Exercise objective » Gather the lines below that include the string "továbbtanulás", copying each in full.

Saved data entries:
=======
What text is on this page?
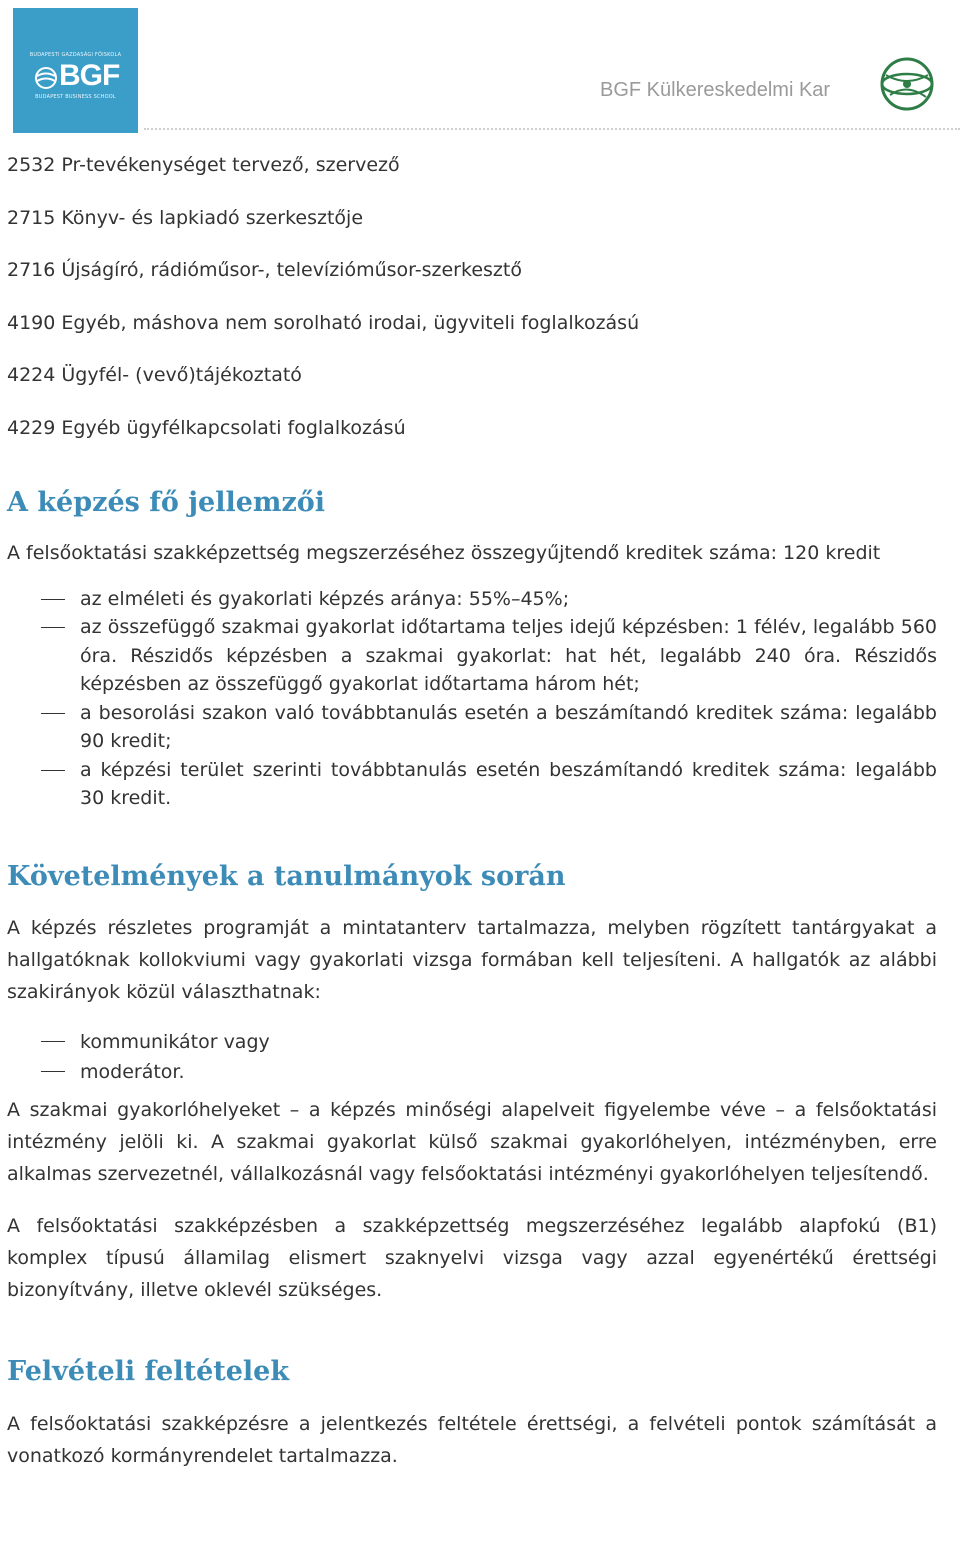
BUDAPESTI GAZDASÁGI FŐISKOLA
BGF
BUDAPEST BUSINESS SCHOOL	BGF Külkereskedelmi Kar
2532 Pr-tevékenységet tervező, szervező
2715 Könyv- és lapkiadó szerkesztője
2716 Újságíró, rádióműsor-, televízióműsor-szerkesztő
4190 Egyéb, máshova nem sorolható irodai, ügyviteli foglalkozású
4224 Ügyfél- (vevő)tájékoztató
4229 Egyéb ügyfélkapcsolati foglalkozású
A képzés fő jellemzői

A felsőoktatási szakképzettség megszerzéséhez összegyűjtendő kreditek száma: 120 kredit

az elméleti és gyakorlati képzés aránya: 55%–45%;
az összefüggő szakmai gyakorlat időtartama teljes idejű képzésben: 1 félév, legalább 560 óra. Részidős képzésben a szakmai gyakorlat: hat hét, legalább 240 óra. Részidős képzésben az összefüggő gyakorlat időtartama három hét;
a besorolási szakon való továbbtanulás esetén a beszámítandó kreditek száma: legalább 90 kredit;
a képzési terület szerinti továbbtanulás esetén beszámítandó kreditek száma: legalább 30 kredit.
Követelmények a tanulmányok során

A képzés részletes programját a mintatanterv tartalmazza, melyben rögzített tantárgyakat a hallgatóknak kollokviumi vagy gyakorlati vizsga formában kell teljesíteni. A hallgatók az alábbi szakirányok közül választhatnak:

kommunikátor vagy
moderátor.

A szakmai gyakorlóhelyeket – a képzés minőségi alapelveit figyelembe véve – a felsőoktatási intézmény jelöli ki. A szakmai gyakorlat külső szakmai gyakorlóhelyen, intézményben, erre alkalmas szervezetnél, vállalkozásnál vagy felsőoktatási intézményi gyakorlóhelyen teljesítendő.

A felsőoktatási szakképzésben a szakképzettség megszerzéséhez legalább alapfokú (B1) komplex típusú államilag elismert szaknyelvi vizsga vagy azzal egyenértékű érettségi bizonyítvány, illetve oklevél szükséges.

Felvételi feltételek

A felsőoktatási szakképzésre a jelentkezés feltétele érettségi, a felvételi pontok számítását a vonatkozó kormányrendelet tartalmazza.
=======
Result of this exercise »
a besorolási szakon való továbbtanulás esetén a beszámítandó kreditek száma: legalább 90 kredit;
a képzési terület szerinti továbbtanulás esetén beszámítandó kreditek száma: legalább 30 kredit.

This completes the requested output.